**** Records supplied

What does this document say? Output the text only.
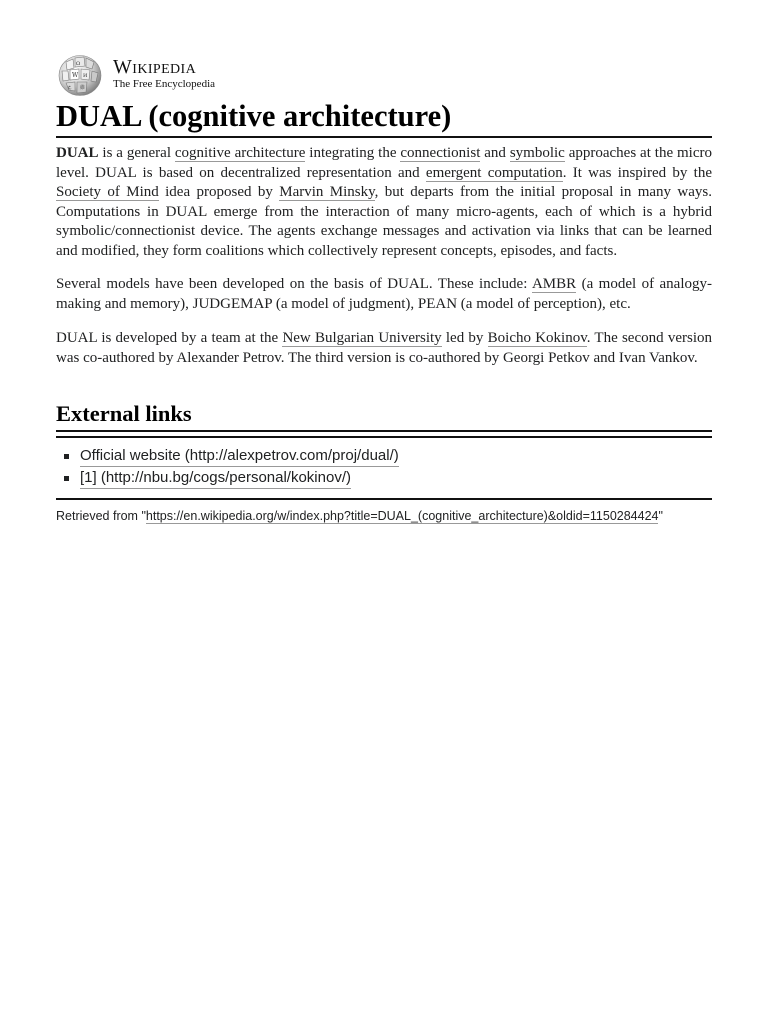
Ω
W И
ح 維
Wikipedia
The Free Encyclopedia
DUAL (cognitive architecture)

DUAL is a general cognitive architecture integrating the connectionist and symbolic approaches at the micro level. DUAL is based on decentralized representation and emergent computation. It was inspired by the Society of Mind idea proposed by Marvin Minsky, but departs from the initial proposal in many ways. Computations in DUAL emerge from the interaction of many micro-agents, each of which is a hybrid symbolic/connectionist device. The agents exchange messages and activation via links that can be learned and modified, they form coalitions which collectively represent concepts, episodes, and facts.

Several models have been developed on the basis of DUAL. These include: AMBR (a model of analogy-making and memory), JUDGEMAP (a model of judgment), PEAN (a model of perception), etc.

DUAL is developed by a team at the New Bulgarian University led by Boicho Kokinov. The second version was co-authored by Alexander Petrov. The third version is co-authored by Georgi Petkov and Ivan Vankov.

External links
Official website (http://alexpetrov.com/proj/dual/)
[1] (http://nbu.bg/cogs/personal/kokinov/)
Retrieved from "https://en.wikipedia.org/w/index.php?title=DUAL_(cognitive_architecture)&oldid=1150284424"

********

Exercise brief: Count the lines of the listing above that include the word "links" and state the total with nothing else.

Complete output: 2